- _Objective_
In the lines below, find how many contain the word "this" and report that figure alone.

========

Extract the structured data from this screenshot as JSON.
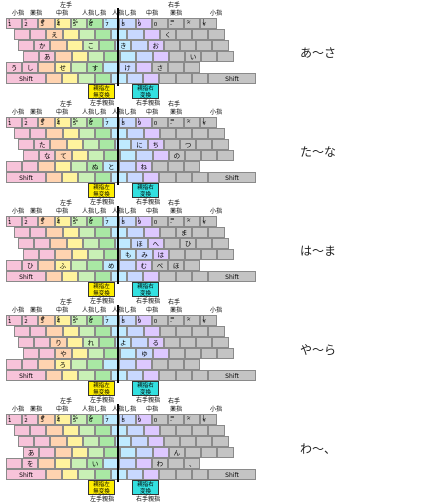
{
  "headers": {
    "left_hand": "左手",
    "right_hand": "右手",
    "fingers_left": [
      "小指",
      "薬指",
      "中指",
      "人指し指"
    ],
    "fingers_right": [
      "人指し指",
      "中指",
      "薬指",
      "小指"
    ],
    "thumb_left": "左手親指",
    "thumb_right": "右手親指"
  },
  "thumb_keys": {
    "left": [
      "親指左",
      "無変換"
    ],
    "right": [
      "親指右",
      "変換"
    ]
  },
  "shift_label": "Shift",
  "colors": {
    "pinky": "#f7c3d9",
    "ring": "#ffd3b0",
    "middle": "#fff39e",
    "index_left": "#c9f0b6",
    "index_left_inner": "#a9e8a4",
    "index_right": "#bfeaff",
    "middle_right": "#c8d8ff",
    "ring_right": "#ddc8ff",
    "pinky_right": "#c4c4c4",
    "gray": "#c4c4c4",
    "thumb_left": "#ffee00",
    "thumb_right": "#33e0e0"
  },
  "number_row": {
    "top": [
      "!",
      "\"",
      "#",
      "$",
      "%",
      "&",
      "'",
      "(",
      ")",
      "",
      "=",
      "~",
      "|"
    ],
    "bottom": [
      "1",
      "2",
      "3",
      "4",
      "5",
      "6",
      "7",
      "8",
      "9",
      "0",
      "-",
      "^",
      "¥"
    ]
  },
  "panels": [
    {
      "label": "あ～さ",
      "rows": [
        [
          "",
          "",
          "え",
          "",
          "",
          "",
          "",
          "",
          "",
          "く",
          "",
          "",
          ""
        ],
        [
          "",
          "か",
          "",
          "",
          "こ",
          "",
          "き",
          "",
          "お",
          "",
          "",
          "",
          ""
        ],
        [
          "",
          "あ",
          "",
          "",
          "",
          "",
          "",
          "",
          "",
          "",
          "い",
          "",
          ""
        ],
        [
          "う",
          "し",
          "",
          "せ",
          "",
          "す",
          "",
          "け",
          "",
          "さ",
          "",
          ""
        ]
      ]
    },
    {
      "label": "た～な",
      "rows": [
        [
          "",
          "",
          "",
          "",
          "",
          "",
          "",
          "",
          "",
          "",
          "",
          "",
          ""
        ],
        [
          "",
          "た",
          "",
          "",
          "",
          "",
          "",
          "に",
          "ち",
          "",
          "つ",
          "",
          ""
        ],
        [
          "",
          "な",
          "て",
          "",
          "",
          "",
          "",
          "",
          "",
          "の",
          "",
          "",
          ""
        ],
        [
          "",
          "",
          "",
          "",
          "",
          "ぬ",
          "と",
          "",
          "ね",
          "",
          "",
          ""
        ]
      ]
    },
    {
      "label": "は～ま",
      "rows": [
        [
          "",
          "",
          "",
          "",
          "",
          "",
          "",
          "",
          "",
          "",
          "ま",
          "",
          ""
        ],
        [
          "",
          "",
          "",
          "",
          "",
          "",
          "",
          "ほ",
          "へ",
          "",
          "ひ",
          "",
          ""
        ],
        [
          "",
          "",
          "",
          "",
          "",
          "",
          "も",
          "み",
          "は",
          "",
          "",
          "",
          ""
        ],
        [
          "",
          "ひ",
          "",
          "ふ",
          "",
          "",
          "め",
          "",
          "む",
          "べ",
          "ほ",
          ""
        ]
      ]
    },
    {
      "label": "や～ら",
      "rows": [
        [
          "",
          "",
          "",
          "",
          "",
          "",
          "",
          "",
          "",
          "",
          "",
          "",
          ""
        ],
        [
          "",
          "",
          "り",
          "",
          "れ",
          "",
          "よ",
          "",
          "る",
          "",
          "",
          "",
          ""
        ],
        [
          "",
          "",
          "や",
          "",
          "",
          "",
          "",
          "ゆ",
          "",
          "",
          "",
          "",
          ""
        ],
        [
          "",
          "",
          "",
          "ろ",
          "",
          "",
          "",
          "",
          "",
          "",
          "",
          ""
        ]
      ]
    },
    {
      "label": "わ～、",
      "rows": [
        [
          "",
          "",
          "",
          "",
          "",
          "",
          "",
          "",
          "",
          "",
          "",
          "",
          ""
        ],
        [
          "",
          "",
          "",
          "",
          "",
          "",
          "",
          "",
          "",
          "",
          "",
          "",
          ""
        ],
        [
          "あ",
          "",
          "",
          "",
          "",
          "",
          "",
          "",
          "",
          "ん",
          "",
          "",
          ""
        ],
        [
          "",
          "を",
          "",
          "",
          "",
          "い",
          "",
          "",
          "",
          "わ",
          "",
          "、"
        ]
      ]
    }
  ]
}
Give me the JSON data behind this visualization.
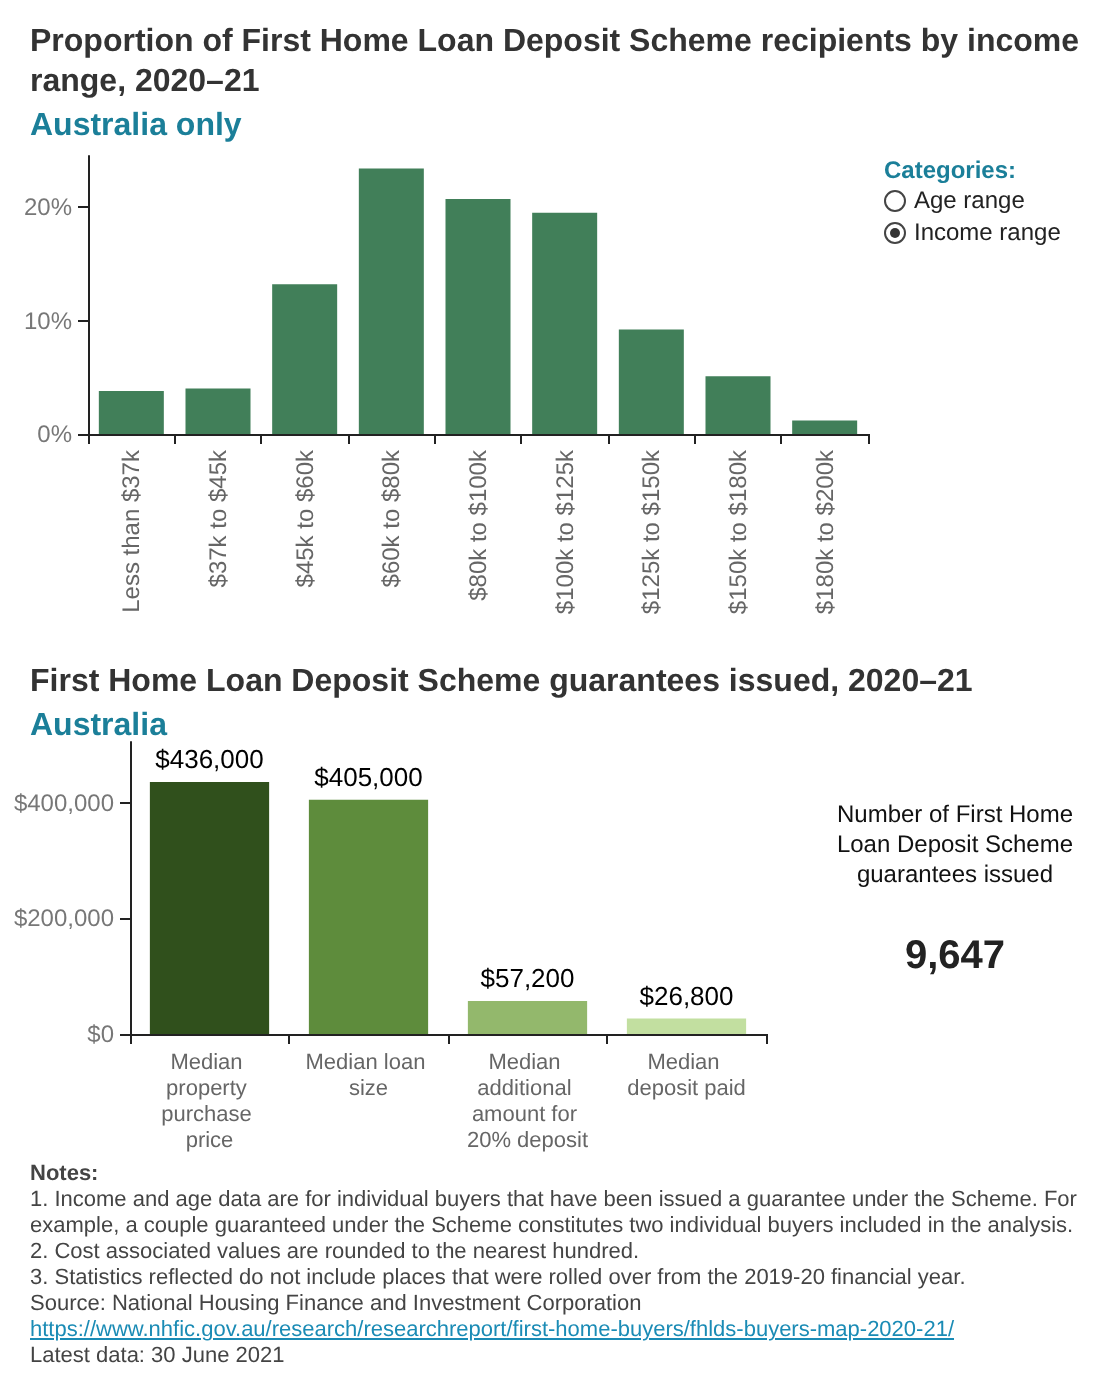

========

- _Task answer_
2